### Given task
Copy the lines holding the word "Baked", all of them.

### Entries provided

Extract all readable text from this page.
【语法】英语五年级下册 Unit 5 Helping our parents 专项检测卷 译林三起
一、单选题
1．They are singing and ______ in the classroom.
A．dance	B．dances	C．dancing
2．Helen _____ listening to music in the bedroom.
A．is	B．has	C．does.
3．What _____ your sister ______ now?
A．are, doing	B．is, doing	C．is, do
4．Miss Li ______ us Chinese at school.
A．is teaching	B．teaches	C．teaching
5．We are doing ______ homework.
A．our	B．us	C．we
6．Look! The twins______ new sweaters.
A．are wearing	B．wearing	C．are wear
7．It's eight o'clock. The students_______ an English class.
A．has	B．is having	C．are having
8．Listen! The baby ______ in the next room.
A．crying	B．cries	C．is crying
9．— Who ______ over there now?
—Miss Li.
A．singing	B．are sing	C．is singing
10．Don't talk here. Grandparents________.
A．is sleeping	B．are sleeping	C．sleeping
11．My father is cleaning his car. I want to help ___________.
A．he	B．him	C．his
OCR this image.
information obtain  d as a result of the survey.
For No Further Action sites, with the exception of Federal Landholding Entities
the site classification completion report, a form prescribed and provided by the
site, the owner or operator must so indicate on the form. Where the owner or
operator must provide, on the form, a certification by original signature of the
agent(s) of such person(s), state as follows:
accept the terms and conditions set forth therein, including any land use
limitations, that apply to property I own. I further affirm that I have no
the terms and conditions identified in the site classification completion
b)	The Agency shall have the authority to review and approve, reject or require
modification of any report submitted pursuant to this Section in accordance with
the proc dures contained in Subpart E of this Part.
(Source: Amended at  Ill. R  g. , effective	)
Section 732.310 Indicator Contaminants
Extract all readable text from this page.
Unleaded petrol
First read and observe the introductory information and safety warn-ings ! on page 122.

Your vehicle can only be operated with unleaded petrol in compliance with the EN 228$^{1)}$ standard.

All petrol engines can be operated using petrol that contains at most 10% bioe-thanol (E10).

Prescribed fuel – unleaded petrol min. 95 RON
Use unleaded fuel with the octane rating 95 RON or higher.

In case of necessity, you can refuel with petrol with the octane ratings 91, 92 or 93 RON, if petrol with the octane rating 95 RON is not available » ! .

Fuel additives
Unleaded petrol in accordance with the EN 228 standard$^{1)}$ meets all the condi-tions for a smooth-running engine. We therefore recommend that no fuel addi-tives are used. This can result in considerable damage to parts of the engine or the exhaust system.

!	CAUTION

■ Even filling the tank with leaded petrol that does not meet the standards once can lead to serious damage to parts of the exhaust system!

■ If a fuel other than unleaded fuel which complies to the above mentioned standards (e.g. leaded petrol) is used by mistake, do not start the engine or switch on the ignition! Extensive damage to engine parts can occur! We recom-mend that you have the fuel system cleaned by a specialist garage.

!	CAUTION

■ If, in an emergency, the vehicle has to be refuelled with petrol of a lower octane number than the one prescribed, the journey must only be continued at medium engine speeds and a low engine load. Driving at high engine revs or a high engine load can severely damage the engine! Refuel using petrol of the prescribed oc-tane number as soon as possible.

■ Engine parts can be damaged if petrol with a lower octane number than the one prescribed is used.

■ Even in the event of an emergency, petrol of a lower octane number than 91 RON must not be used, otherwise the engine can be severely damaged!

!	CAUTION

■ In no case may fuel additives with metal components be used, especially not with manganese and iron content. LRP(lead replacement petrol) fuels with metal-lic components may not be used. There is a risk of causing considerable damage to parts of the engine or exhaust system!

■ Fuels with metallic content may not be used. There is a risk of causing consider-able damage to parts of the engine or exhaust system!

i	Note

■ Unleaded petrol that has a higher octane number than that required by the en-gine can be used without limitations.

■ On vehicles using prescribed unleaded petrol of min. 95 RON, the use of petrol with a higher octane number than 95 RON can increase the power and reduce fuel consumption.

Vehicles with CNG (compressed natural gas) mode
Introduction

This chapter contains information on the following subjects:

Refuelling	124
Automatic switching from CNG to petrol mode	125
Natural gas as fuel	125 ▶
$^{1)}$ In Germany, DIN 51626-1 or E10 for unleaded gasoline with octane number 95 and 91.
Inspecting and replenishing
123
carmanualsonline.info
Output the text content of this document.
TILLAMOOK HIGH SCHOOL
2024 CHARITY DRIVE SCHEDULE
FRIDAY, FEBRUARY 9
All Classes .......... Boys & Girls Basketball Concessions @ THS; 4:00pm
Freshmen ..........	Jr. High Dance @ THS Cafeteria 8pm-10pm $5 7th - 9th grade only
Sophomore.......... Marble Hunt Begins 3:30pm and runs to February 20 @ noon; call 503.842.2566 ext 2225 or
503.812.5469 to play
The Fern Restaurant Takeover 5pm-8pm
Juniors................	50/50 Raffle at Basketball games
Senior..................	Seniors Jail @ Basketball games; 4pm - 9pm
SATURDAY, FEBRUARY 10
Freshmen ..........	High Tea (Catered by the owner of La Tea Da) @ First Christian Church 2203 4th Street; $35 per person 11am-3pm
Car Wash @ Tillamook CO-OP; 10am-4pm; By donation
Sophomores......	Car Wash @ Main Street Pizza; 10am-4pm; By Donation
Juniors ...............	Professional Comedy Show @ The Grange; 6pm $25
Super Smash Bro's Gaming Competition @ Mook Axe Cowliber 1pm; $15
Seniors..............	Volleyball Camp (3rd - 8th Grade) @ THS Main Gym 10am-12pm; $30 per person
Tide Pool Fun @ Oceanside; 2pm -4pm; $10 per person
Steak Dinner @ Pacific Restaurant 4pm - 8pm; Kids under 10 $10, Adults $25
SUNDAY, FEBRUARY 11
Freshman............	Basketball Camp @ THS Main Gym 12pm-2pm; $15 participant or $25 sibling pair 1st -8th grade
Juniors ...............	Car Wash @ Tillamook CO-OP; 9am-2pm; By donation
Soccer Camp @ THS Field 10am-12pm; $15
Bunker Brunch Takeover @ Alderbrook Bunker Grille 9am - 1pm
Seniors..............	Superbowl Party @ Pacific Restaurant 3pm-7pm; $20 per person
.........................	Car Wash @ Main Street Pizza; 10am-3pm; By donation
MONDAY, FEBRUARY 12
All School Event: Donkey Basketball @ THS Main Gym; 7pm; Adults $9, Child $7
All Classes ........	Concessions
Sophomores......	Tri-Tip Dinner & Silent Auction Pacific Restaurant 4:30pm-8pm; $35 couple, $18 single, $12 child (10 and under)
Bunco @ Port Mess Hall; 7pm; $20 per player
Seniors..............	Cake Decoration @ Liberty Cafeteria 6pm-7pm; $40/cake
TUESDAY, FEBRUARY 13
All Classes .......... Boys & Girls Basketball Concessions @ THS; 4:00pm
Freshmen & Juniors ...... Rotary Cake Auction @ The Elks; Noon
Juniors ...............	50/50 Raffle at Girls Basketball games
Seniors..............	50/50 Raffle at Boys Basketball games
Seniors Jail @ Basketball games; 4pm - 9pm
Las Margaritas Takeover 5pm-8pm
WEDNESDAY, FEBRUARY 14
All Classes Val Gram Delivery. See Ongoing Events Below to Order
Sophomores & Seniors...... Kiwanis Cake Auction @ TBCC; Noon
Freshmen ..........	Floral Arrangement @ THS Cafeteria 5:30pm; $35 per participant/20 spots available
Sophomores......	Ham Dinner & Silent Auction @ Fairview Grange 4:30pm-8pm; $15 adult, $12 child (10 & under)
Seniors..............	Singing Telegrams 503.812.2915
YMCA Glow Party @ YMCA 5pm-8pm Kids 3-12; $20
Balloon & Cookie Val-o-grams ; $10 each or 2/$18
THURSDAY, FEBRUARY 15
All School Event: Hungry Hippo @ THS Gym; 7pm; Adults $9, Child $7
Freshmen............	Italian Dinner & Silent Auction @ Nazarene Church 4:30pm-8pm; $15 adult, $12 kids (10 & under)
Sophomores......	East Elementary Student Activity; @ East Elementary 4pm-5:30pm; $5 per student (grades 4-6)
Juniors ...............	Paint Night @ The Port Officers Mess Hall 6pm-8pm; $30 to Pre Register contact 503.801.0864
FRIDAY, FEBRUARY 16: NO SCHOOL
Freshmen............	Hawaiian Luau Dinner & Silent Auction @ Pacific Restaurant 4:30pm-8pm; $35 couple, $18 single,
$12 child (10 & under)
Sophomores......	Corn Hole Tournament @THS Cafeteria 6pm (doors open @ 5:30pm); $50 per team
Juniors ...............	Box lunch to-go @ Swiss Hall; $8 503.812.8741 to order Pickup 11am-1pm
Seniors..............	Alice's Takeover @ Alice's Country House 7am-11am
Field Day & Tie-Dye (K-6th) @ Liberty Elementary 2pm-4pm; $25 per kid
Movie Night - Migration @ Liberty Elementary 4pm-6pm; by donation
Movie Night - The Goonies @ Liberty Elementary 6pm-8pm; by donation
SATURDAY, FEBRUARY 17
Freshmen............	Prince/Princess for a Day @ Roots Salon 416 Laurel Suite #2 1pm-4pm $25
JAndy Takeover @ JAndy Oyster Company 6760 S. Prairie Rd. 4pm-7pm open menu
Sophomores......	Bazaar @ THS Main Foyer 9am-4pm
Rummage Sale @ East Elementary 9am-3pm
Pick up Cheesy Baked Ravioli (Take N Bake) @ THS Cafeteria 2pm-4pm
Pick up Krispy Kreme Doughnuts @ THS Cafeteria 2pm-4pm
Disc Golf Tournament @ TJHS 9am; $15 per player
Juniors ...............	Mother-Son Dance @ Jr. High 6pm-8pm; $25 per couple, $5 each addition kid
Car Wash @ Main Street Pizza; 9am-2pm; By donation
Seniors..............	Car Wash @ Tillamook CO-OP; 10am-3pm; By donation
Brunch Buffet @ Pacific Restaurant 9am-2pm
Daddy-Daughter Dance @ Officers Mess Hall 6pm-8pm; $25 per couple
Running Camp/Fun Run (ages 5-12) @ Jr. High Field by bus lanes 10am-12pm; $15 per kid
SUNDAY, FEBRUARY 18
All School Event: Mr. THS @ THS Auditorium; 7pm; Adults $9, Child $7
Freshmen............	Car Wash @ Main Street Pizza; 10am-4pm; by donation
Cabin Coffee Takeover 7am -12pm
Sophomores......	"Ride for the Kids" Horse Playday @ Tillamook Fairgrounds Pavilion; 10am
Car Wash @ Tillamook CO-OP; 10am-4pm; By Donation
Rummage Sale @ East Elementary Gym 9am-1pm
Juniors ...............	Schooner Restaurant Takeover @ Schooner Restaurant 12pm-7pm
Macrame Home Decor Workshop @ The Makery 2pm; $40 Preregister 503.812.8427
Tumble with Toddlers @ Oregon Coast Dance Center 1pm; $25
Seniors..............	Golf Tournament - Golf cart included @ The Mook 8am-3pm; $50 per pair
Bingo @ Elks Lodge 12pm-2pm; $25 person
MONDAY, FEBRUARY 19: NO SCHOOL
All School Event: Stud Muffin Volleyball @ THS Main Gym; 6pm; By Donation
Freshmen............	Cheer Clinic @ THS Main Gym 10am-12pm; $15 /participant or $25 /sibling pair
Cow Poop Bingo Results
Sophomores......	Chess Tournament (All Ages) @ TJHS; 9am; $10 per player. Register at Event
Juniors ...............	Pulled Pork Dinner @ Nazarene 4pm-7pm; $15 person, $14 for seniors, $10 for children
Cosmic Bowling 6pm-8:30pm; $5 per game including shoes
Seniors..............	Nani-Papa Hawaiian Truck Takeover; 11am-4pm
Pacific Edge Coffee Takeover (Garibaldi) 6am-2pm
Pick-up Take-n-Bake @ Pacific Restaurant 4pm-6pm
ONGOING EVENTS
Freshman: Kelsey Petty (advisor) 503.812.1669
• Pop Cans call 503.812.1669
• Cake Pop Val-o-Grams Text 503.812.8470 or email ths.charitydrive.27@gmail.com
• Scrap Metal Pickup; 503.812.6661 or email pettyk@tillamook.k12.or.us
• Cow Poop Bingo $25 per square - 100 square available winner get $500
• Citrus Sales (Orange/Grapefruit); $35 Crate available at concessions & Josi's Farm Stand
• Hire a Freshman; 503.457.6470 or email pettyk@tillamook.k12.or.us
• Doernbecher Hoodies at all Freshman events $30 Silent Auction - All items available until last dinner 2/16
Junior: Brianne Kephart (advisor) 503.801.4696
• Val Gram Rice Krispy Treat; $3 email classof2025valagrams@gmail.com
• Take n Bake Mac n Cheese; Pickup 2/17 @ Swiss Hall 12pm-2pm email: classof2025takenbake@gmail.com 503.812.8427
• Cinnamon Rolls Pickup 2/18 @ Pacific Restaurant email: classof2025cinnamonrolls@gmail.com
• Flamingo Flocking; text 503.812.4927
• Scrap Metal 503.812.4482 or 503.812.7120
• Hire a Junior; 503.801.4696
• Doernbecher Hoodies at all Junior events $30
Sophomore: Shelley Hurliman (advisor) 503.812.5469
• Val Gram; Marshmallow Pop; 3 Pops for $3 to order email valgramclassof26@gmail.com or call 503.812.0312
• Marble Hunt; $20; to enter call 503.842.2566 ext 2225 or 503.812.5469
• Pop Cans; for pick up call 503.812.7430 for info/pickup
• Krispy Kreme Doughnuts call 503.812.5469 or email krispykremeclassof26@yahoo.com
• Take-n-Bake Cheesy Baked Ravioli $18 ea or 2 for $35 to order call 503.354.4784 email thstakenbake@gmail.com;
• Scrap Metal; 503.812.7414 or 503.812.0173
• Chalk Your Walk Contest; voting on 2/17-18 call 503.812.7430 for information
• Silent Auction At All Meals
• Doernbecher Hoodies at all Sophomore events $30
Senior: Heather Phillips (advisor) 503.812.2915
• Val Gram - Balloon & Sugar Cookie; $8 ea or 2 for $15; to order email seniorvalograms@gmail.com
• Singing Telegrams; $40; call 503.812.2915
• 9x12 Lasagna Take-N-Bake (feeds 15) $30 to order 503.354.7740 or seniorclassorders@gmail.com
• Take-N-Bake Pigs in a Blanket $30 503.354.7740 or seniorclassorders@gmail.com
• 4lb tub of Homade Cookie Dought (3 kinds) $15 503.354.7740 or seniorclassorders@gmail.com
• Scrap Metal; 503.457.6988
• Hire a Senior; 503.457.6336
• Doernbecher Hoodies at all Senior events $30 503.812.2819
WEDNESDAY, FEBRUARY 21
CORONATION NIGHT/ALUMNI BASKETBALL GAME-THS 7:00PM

### Result of this task
Pick up Cheesy Baked Ravioli (Take N Bake) @ THS Cafeteria 2pm-4pm
• Take-n-Bake Cheesy Baked Ravioli $18 ea or 2 for $35 to order call 503.354.4784 email thstakenbake@gmail.com;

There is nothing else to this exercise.